-- begin --
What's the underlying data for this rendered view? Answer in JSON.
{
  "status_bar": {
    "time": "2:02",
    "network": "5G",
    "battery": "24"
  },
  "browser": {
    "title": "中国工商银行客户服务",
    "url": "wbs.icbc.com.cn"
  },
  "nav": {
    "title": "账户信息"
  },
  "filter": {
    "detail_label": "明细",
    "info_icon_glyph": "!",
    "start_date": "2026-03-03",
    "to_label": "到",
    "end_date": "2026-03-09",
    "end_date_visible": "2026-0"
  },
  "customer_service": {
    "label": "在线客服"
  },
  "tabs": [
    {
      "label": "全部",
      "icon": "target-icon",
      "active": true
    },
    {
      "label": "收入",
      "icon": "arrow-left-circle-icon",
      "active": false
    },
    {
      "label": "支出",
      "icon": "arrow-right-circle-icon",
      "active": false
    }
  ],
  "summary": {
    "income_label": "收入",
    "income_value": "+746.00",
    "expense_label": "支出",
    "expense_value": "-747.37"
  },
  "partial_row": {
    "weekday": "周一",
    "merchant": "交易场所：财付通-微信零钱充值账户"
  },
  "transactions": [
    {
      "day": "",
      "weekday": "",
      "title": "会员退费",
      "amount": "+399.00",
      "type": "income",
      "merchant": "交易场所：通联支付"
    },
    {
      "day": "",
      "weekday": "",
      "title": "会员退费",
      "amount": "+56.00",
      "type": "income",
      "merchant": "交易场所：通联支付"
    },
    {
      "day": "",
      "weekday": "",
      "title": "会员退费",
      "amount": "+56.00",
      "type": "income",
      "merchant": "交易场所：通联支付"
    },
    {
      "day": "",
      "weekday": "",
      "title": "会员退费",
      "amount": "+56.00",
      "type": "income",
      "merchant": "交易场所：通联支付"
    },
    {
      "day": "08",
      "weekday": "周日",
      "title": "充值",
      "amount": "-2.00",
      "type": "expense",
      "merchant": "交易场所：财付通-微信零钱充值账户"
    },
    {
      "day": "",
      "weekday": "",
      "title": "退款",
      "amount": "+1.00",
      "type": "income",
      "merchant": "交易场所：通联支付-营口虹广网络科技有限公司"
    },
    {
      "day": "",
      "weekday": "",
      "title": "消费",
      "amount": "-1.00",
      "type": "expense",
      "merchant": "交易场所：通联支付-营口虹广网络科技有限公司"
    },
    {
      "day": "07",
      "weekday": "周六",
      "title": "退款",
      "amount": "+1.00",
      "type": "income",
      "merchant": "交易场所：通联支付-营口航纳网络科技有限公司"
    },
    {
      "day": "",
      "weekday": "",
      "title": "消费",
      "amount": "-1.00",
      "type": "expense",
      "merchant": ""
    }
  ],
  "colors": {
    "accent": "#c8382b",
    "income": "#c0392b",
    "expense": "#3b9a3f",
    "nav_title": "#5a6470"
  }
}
-- end --
◆ **Task prompt**
Search the entries for the word "circle" and pick out every line that holds it.

◆ **Written solution**
      "icon": "arrow-left-circle-icon",
      "icon": "arrow-right-circle-icon",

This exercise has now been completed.